- **Objective**
Pick out each line of the records that includes the string "ffffff", and copy it.

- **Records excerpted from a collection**

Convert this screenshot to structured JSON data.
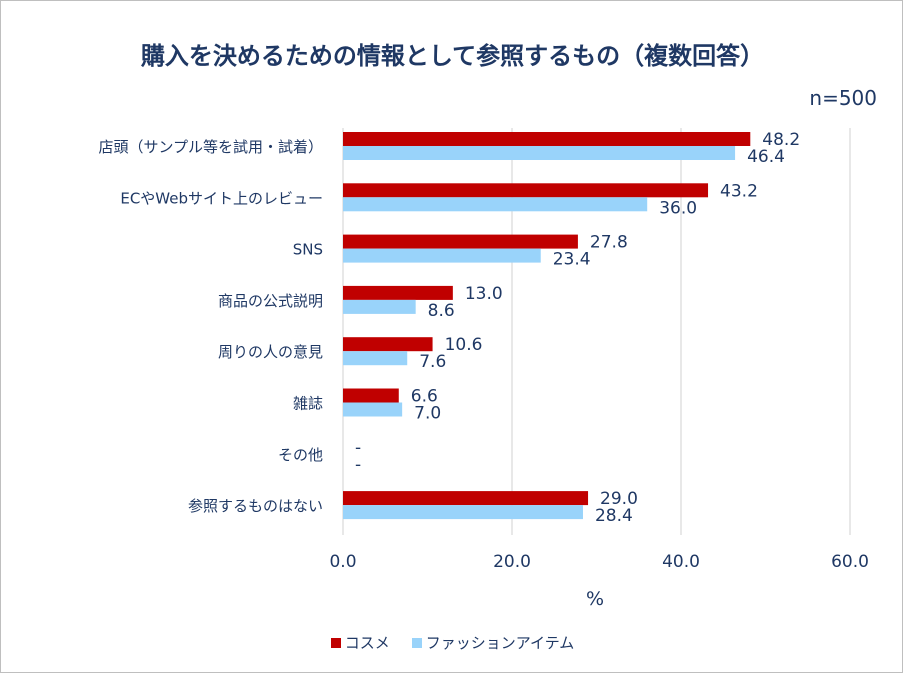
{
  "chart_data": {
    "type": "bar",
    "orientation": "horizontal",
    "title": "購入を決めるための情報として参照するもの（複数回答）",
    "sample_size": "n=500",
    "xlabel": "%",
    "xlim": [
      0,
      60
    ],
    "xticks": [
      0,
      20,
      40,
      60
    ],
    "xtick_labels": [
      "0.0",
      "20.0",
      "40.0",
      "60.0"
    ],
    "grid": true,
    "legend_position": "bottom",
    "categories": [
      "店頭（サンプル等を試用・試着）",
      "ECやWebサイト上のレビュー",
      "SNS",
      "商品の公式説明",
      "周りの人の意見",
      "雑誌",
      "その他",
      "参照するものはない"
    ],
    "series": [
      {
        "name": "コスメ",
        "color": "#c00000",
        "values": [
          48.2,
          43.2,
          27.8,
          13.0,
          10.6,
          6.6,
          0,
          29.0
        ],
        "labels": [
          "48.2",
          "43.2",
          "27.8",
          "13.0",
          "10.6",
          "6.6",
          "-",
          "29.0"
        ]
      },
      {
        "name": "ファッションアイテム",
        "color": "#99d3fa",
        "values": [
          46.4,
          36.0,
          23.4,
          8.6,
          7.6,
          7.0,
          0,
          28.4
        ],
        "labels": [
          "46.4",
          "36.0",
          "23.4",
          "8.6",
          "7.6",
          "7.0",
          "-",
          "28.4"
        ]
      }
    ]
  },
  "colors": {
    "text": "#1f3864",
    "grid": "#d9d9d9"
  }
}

---

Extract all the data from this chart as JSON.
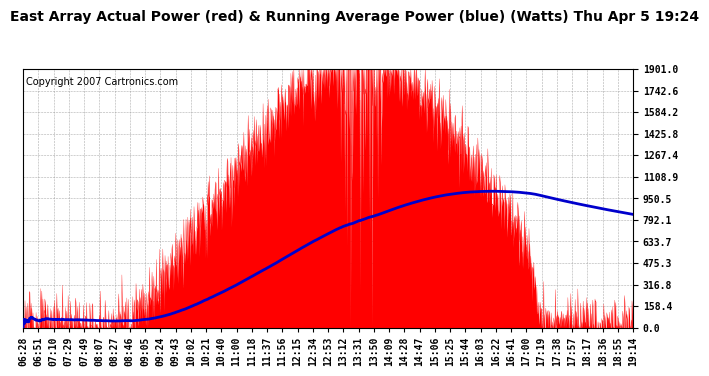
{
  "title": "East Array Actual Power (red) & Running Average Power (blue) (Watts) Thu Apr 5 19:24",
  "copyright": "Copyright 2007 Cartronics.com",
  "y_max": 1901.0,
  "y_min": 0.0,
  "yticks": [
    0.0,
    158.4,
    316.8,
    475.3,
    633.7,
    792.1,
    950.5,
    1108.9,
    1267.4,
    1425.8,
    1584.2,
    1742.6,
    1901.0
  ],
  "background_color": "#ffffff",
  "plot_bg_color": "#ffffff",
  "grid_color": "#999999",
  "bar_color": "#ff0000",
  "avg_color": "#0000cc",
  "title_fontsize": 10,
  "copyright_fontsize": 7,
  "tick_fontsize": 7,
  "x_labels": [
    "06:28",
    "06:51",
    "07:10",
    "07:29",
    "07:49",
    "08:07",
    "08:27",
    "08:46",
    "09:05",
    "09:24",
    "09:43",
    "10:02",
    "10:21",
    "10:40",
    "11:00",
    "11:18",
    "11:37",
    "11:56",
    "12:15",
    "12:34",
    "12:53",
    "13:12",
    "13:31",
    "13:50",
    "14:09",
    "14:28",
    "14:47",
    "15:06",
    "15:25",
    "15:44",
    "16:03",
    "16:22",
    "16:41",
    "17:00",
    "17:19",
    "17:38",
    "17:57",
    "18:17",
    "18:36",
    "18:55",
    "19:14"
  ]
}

- **Answer to the task**
  "background_color": "#ffffff",
  "plot_bg_color": "#ffffff",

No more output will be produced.